**Given request**
Transcribe every line exactly and omit anything that is a picture.

Stored data entries

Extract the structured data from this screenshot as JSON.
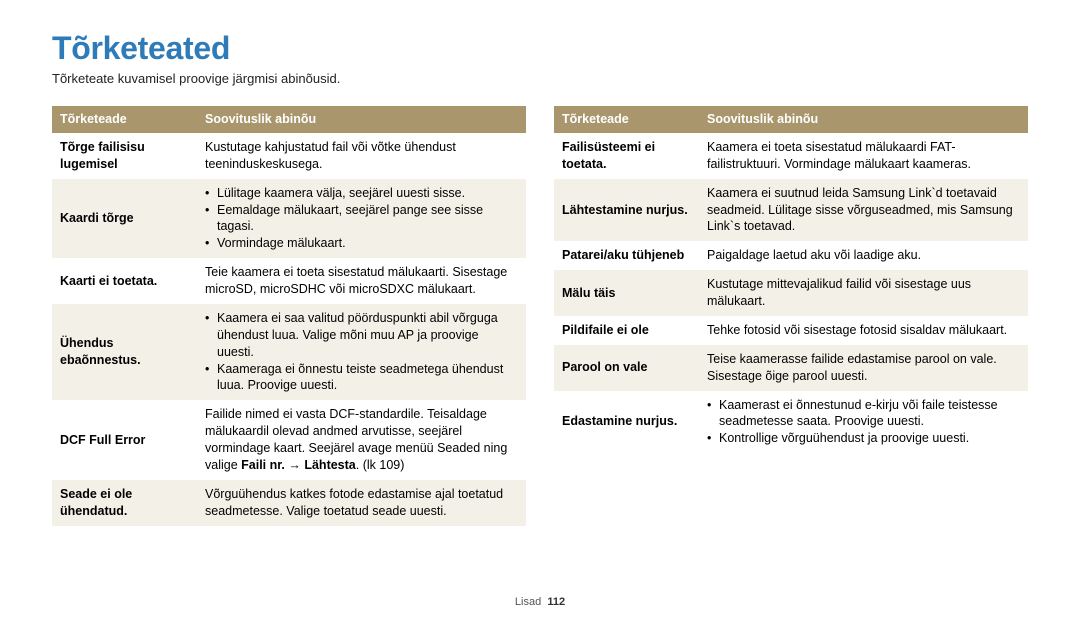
{
  "title": "Tõrketeated",
  "subtitle": "Tõrketeate kuvamisel proovige järgmisi abinõusid.",
  "header_col1": "Tõrketeade",
  "header_col2": "Soovituslik abinõu",
  "left": {
    "r0": {
      "label_l1": "Tõrge failisisu",
      "label_l2": "lugemisel",
      "body": "Kustutage kahjustatud fail või võtke ühendust teeninduskeskusega."
    },
    "r1": {
      "label": "Kaardi tõrge",
      "b1": "Lülitage kaamera välja, seejärel uuesti sisse.",
      "b2": "Eemaldage mälukaart, seejärel pange see sisse tagasi.",
      "b3": "Vormindage mälukaart."
    },
    "r2": {
      "label": "Kaarti ei toetata.",
      "body": "Teie kaamera ei toeta sisestatud mälukaarti. Sisestage microSD, microSDHC või microSDXC mälukaart."
    },
    "r3": {
      "label": "Ühendus ebaõnnestus.",
      "b1": "Kaamera ei saa valitud pöörduspunkti abil võrguga ühendust luua. Valige mõni muu AP ja proovige uuesti.",
      "b2": "Kaameraga ei õnnestu teiste seadmetega ühendust luua. Proovige uuesti."
    },
    "r4": {
      "label": "DCF Full Error",
      "body_pre": "Failide nimed ei vasta DCF-standardile. Teisaldage mälukaardil olevad andmed arvutisse, seejärel vormindage kaart. Seejärel avage menüü Seaded ning valige ",
      "body_bold": "Faili nr. → Lähtesta",
      "body_post": ". (lk 109)"
    },
    "r5": {
      "label_l1": "Seade ei ole",
      "label_l2": "ühendatud.",
      "body": "Võrguühendus katkes fotode edastamise ajal toetatud seadmetesse. Valige toetatud seade uuesti."
    }
  },
  "right": {
    "r0": {
      "label": "Failisüsteemi ei toetata.",
      "body": "Kaamera ei toeta sisestatud mälukaardi FAT-failistruktuuri. Vormindage mälukaart kaameras."
    },
    "r1": {
      "label": "Lähtestamine nurjus.",
      "body": "Kaamera ei suutnud leida Samsung Link`d toetavaid seadmeid. Lülitage sisse võrguseadmed, mis Samsung Link`s toetavad."
    },
    "r2": {
      "label": "Patarei/aku tühjeneb",
      "body": "Paigaldage laetud aku või laadige aku."
    },
    "r3": {
      "label": "Mälu täis",
      "body": "Kustutage mittevajalikud failid või sisestage uus mälukaart."
    },
    "r4": {
      "label": "Pildifaile ei ole",
      "body": "Tehke fotosid või sisestage fotosid sisaldav mälukaart."
    },
    "r5": {
      "label": "Parool on vale",
      "body": "Teise kaamerasse failide edastamise parool on vale. Sisestage õige parool uuesti."
    },
    "r6": {
      "label": "Edastamine nurjus.",
      "b1": "Kaamerast ei õnnestunud e-kirju või faile teistesse seadmetesse saata. Proovige uuesti.",
      "b2": "Kontrollige võrguühendust ja proovige uuesti."
    }
  },
  "footer_label": "Lisad",
  "footer_page": "112"
}
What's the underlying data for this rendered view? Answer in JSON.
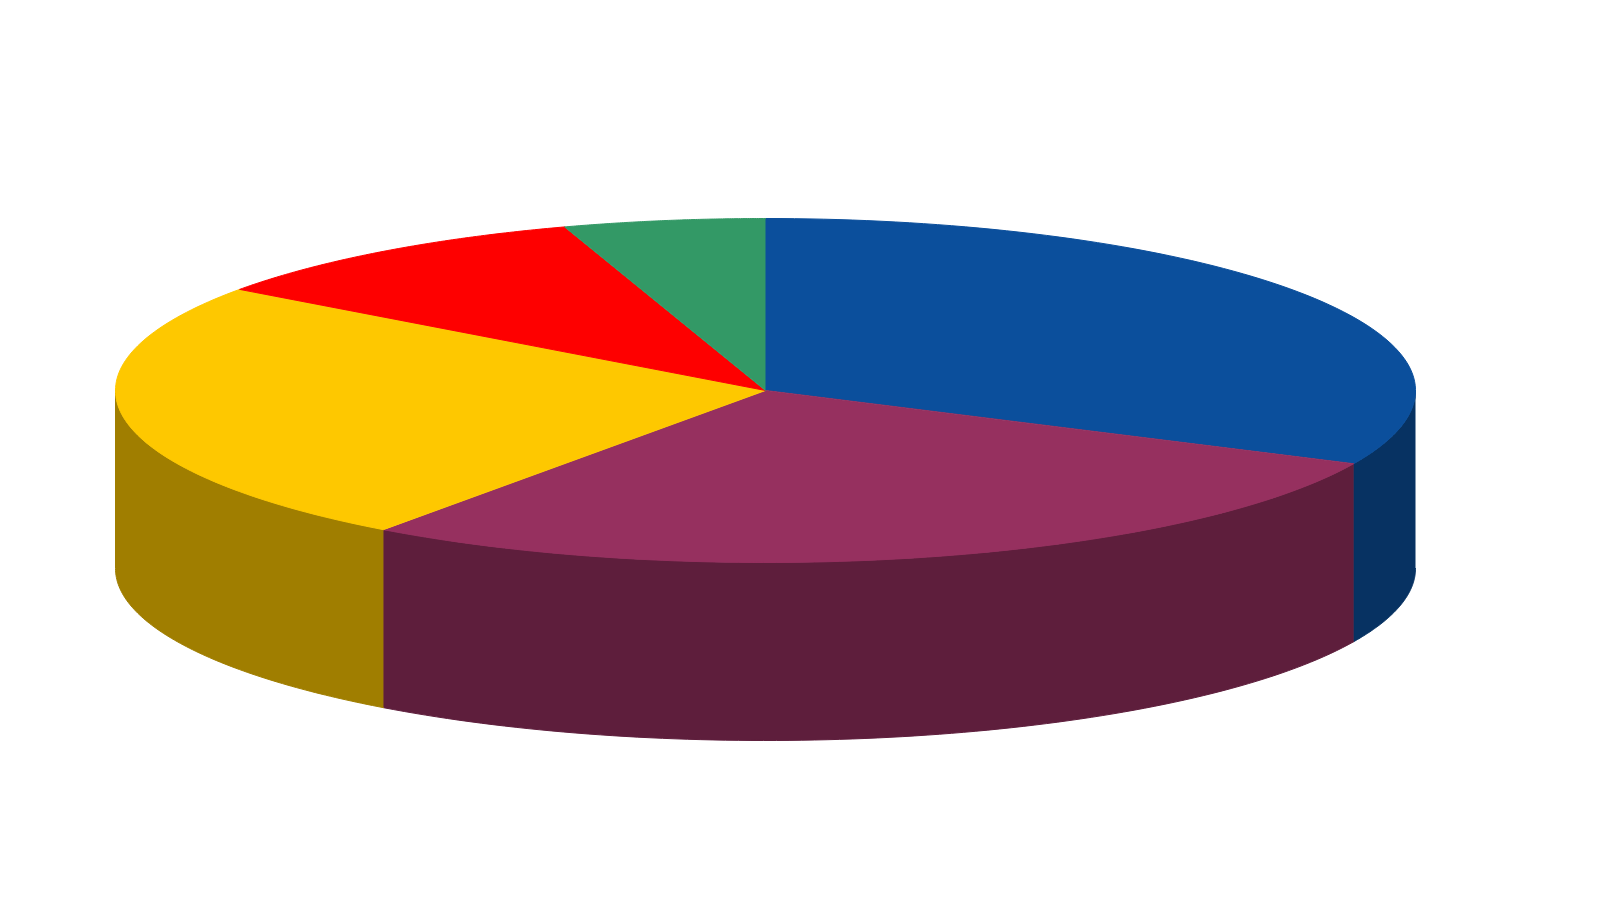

**Answer to the problem**
Extract the structured data from this screenshot as JSON.
{
  "title": "Tõrketeated",
  "subtitle": "Tõrketeate kuvamisel proovige järgmisi abinõusid.",
  "header_col1": "Tõrketeade",
  "header_col2": "Soovituslik abinõu",
  "left": {
    "r0": {
      "label_l1": "Tõrge failisisu",
      "label_l2": "lugemisel",
      "body": "Kustutage kahjustatud fail või võtke ühendust teeninduskeskusega."
    },
    "r1": {
      "label": "Kaardi tõrge",
      "b1": "Lülitage kaamera välja, seejärel uuesti sisse.",
      "b2": "Eemaldage mälukaart, seejärel pange see sisse tagasi.",
      "b3": "Vormindage mälukaart."
    },
    "r2": {
      "label": "Kaarti ei toetata.",
      "body": "Teie kaamera ei toeta sisestatud mälukaarti. Sisestage microSD, microSDHC või microSDXC mälukaart."
    },
    "r3": {
      "label": "Ühendus ebaõnnestus.",
      "b1": "Kaamera ei saa valitud pöörduspunkti abil võrguga ühendust luua. Valige mõni muu AP ja proovige uuesti.",
      "b2": "Kaameraga ei õnnestu teiste seadmetega ühendust luua. Proovige uuesti."
    },
    "r4": {
      "label": "DCF Full Error",
      "body_pre": "Failide nimed ei vasta DCF-standardile. Teisaldage mälukaardil olevad andmed arvutisse, seejärel vormindage kaart. Seejärel avage menüü Seaded ning valige ",
      "body_bold": "Faili nr. → Lähtesta",
      "body_post": ". (lk 109)"
    },
    "r5": {
      "label_l1": "Seade ei ole",
      "label_l2": "ühendatud.",
      "body": "Võrguühendus katkes fotode edastamise ajal toetatud seadmetesse. Valige toetatud seade uuesti."
    }
  },
  "right": {
    "r0": {
      "label": "Failisüsteemi ei toetata.",
      "body": "Kaamera ei toeta sisestatud mälukaardi FAT-failistruktuuri. Vormindage mälukaart kaameras."
    },
    "r1": {
      "label": "Lähtestamine nurjus.",
      "body": "Kaamera ei suutnud leida Samsung Link`d toetavaid seadmeid. Lülitage sisse võrguseadmed, mis Samsung Link`s toetavad."
    },
    "r2": {
      "label": "Patarei/aku tühjeneb",
      "body": "Paigaldage laetud aku või laadige aku."
    },
    "r3": {
      "label": "Mälu täis",
      "body": "Kustutage mittevajalikud failid või sisestage uus mälukaart."
    },
    "r4": {
      "label": "Pildifaile ei ole",
      "body": "Tehke fotosid või sisestage fotosid sisaldav mälukaart."
    },
    "r5": {
      "label": "Parool on vale",
      "body": "Teise kaamerasse failide edastamise parool on vale. Sisestage õige parool uuesti."
    },
    "r6": {
      "label": "Edastamine nurjus.",
      "b1": "Kaamerast ei õnnestunud e-kirju või faile teistesse seadmetesse saata. Proovige uuesti.",
      "b2": "Kontrollige võrguühendust ja proovige uuesti."
    }
  },
  "footer_label": "Lisad",
  "footer_page": "112"
}
What's the underlying data for this rendered view? Answer in JSON.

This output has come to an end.